### WHAT YOU HAVE TO DO
Return the material exactly as supplied, apart from the pictures, which are omitted.

### RECORDS FOR THE TASK
━━━━━━━━━━━━━━━━━━━━━━━━━━━━━━

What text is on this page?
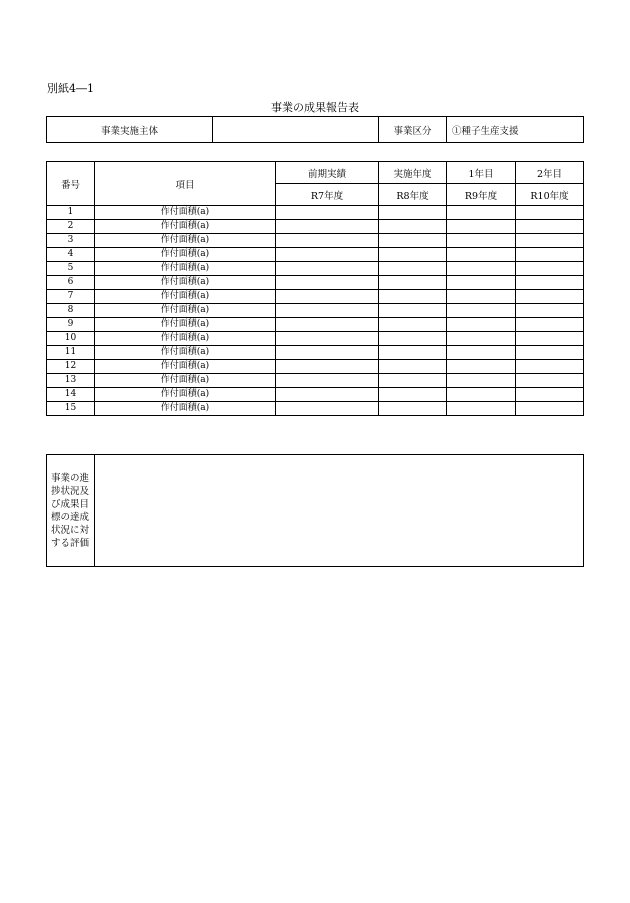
別紙4―1
事業の成果報告表
事業実施主体		事業区分	①種子生産支援
番号	項目	前期実績	実施年度	1年目	2年目
		R7年度	R8年度	R9年度	R10年度
1	作付面積(a)				
2	作付面積(a)				
3	作付面積(a)				
4	作付面積(a)				
5	作付面積(a)				
6	作付面積(a)				
7	作付面積(a)				
8	作付面積(a)				
9	作付面積(a)				
10	作付面積(a)				
11	作付面積(a)				
12	作付面積(a)				
13	作付面積(a)				
14	作付面積(a)				
15	作付面積(a)				
事業の進
捗状況及
び成果目
標の達成
状況に対
する評価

━━━━━━━━━━━━━━━━━━━━━━━━━━━━━━

### ANSWER IN FULL
What text is on this page?
別紙4―1
事業の成果報告表
事業実施主体		事業区分	①種子生産支援
番号	項目	前期実績	実施年度	1年目	2年目
		R7年度	R8年度	R9年度	R10年度
1	作付面積(a)				
2	作付面積(a)				
3	作付面積(a)				
4	作付面積(a)				
5	作付面積(a)				
6	作付面積(a)				
7	作付面積(a)				
8	作付面積(a)				
9	作付面積(a)				
10	作付面積(a)				
11	作付面積(a)				
12	作付面積(a)				
13	作付面積(a)				
14	作付面積(a)				
15	作付面積(a)				
事業の進
捗状況及
び成果目
標の達成
状況に対
する評価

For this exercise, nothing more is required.